SHORT TASK: Can you retype every record below exactly as written?

Dataset items
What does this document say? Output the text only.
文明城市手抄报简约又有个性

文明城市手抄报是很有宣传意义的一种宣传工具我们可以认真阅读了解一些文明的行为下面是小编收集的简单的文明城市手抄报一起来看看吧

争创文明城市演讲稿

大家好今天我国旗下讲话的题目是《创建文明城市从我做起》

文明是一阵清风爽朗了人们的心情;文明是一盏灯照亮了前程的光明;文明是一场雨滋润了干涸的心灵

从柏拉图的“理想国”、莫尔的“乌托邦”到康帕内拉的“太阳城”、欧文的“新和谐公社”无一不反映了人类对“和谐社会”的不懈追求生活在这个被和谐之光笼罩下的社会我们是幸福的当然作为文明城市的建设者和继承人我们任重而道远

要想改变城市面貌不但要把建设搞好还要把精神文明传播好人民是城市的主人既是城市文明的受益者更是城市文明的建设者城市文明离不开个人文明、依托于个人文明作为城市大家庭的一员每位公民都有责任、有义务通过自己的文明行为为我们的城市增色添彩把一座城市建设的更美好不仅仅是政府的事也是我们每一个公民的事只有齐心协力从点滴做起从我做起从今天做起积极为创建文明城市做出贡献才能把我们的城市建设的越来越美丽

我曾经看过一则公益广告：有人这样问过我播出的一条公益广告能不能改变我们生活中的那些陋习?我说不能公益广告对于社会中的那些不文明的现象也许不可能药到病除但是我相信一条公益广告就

ANSWER FOR THE TASK:
What does this document say? Output the text only.
文明城市手抄报简约又有个性

文明城市手抄报是很有宣传意义的一种宣传工具我们可以认真阅读了解一些文明的行为下面是小编收集的简单的文明城市手抄报一起来看看吧

争创文明城市演讲稿

大家好今天我国旗下讲话的题目是《创建文明城市从我做起》

文明是一阵清风爽朗了人们的心情;文明是一盏灯照亮了前程的光明;文明是一场雨滋润了干涸的心灵

从柏拉图的“理想国”、莫尔的“乌托邦”到康帕内拉的“太阳城”、欧文的“新和谐公社”无一不反映了人类对“和谐社会”的不懈追求生活在这个被和谐之光笼罩下的社会我们是幸福的当然作为文明城市的建设者和继承人我们任重而道远

要想改变城市面貌不但要把建设搞好还要把精神文明传播好人民是城市的主人既是城市文明的受益者更是城市文明的建设者城市文明离不开个人文明、依托于个人文明作为城市大家庭的一员每位公民都有责任、有义务通过自己的文明行为为我们的城市增色添彩把一座城市建设的更美好不仅仅是政府的事也是我们每一个公民的事只有齐心协力从点滴做起从我做起从今天做起积极为创建文明城市做出贡献才能把我们的城市建设的越来越美丽

我曾经看过一则公益广告：有人这样问过我播出的一条公益广告能不能改变我们生活中的那些陋习?我说不能公益广告对于社会中的那些不文明的现象也许不可能药到病除但是我相信一条公益广告就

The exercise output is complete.